### Exercise
What follows is a set of records; repeat all of them exactly.

### Material provided
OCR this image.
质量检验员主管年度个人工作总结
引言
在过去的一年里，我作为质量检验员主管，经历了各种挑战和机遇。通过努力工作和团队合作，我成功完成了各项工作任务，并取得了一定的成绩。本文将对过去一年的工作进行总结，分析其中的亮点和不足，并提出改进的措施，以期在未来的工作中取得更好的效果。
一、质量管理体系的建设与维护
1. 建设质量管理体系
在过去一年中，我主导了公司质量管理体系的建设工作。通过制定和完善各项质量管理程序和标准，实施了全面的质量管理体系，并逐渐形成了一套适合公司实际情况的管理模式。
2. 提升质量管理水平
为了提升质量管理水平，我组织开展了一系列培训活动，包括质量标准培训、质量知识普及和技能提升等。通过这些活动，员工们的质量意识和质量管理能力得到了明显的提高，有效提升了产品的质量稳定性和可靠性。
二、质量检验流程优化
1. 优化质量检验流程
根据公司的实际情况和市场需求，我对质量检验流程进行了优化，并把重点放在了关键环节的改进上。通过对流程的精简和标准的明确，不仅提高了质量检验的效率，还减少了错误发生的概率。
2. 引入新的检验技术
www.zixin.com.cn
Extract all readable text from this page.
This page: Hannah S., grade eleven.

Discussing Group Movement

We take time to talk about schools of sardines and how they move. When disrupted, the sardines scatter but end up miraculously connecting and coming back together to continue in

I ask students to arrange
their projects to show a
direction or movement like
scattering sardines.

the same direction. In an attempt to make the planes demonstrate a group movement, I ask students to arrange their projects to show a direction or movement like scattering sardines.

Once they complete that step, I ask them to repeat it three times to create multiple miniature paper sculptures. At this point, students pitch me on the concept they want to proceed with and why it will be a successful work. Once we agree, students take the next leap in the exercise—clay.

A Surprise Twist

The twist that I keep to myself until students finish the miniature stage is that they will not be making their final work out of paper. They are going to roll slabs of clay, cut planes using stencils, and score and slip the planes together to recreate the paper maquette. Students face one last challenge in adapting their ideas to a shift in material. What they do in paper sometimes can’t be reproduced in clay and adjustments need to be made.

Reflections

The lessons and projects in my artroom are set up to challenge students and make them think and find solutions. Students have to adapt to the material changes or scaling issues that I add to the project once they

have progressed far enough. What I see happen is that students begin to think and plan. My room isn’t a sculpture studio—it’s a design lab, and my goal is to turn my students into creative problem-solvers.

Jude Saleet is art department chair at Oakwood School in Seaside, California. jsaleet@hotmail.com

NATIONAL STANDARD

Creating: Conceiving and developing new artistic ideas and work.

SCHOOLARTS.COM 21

### Solution to the exercise
OCR this image.
质量检验员主管年度个人工作总结
引言
在过去的一年里，我作为质量检验员主管，经历了各种挑战和机遇。通过努力工作和团队合作，我成功完成了各项工作任务，并取得了一定的成绩。本文将对过去一年的工作进行总结，分析其中的亮点和不足，并提出改进的措施，以期在未来的工作中取得更好的效果。
一、质量管理体系的建设与维护
1. 建设质量管理体系
在过去一年中，我主导了公司质量管理体系的建设工作。通过制定和完善各项质量管理程序和标准，实施了全面的质量管理体系，并逐渐形成了一套适合公司实际情况的管理模式。
2. 提升质量管理水平
为了提升质量管理水平，我组织开展了一系列培训活动，包括质量标准培训、质量知识普及和技能提升等。通过这些活动，员工们的质量意识和质量管理能力得到了明显的提高，有效提升了产品的质量稳定性和可靠性。
二、质量检验流程优化
1. 优化质量检验流程
根据公司的实际情况和市场需求，我对质量检验流程进行了优化，并把重点放在了关键环节的改进上。通过对流程的精简和标准的明确，不仅提高了质量检验的效率，还减少了错误发生的概率。
2. 引入新的检验技术
www.zixin.com.cn
Extract all readable text from this page.
This page: Hannah S., grade eleven.

Discussing Group Movement

We take time to talk about schools of sardines and how they move. When disrupted, the sardines scatter but end up miraculously connecting and coming back together to continue in

I ask students to arrange
their projects to show a
direction or movement like
scattering sardines.

the same direction. In an attempt to make the planes demonstrate a group movement, I ask students to arrange their projects to show a direction or movement like scattering sardines.

Once they complete that step, I ask them to repeat it three times to create multiple miniature paper sculptures. At this point, students pitch me on the concept they want to proceed with and why it will be a successful work. Once we agree, students take the next leap in the exercise—clay.

A Surprise Twist

The twist that I keep to myself until students finish the miniature stage is that they will not be making their final work out of paper. They are going to roll slabs of clay, cut planes using stencils, and score and slip the planes together to recreate the paper maquette. Students face one last challenge in adapting their ideas to a shift in material. What they do in paper sometimes can’t be reproduced in clay and adjustments need to be made.

Reflections

The lessons and projects in my artroom are set up to challenge students and make them think and find solutions. Students have to adapt to the material changes or scaling issues that I add to the project once they

have progressed far enough. What I see happen is that students begin to think and plan. My room isn’t a sculpture studio—it’s a design lab, and my goal is to turn my students into creative problem-solvers.

Jude Saleet is art department chair at Oakwood School in Seaside, California. jsaleet@hotmail.com

NATIONAL STANDARD

Creating: Conceiving and developing new artistic ideas and work.

SCHOOLARTS.COM 21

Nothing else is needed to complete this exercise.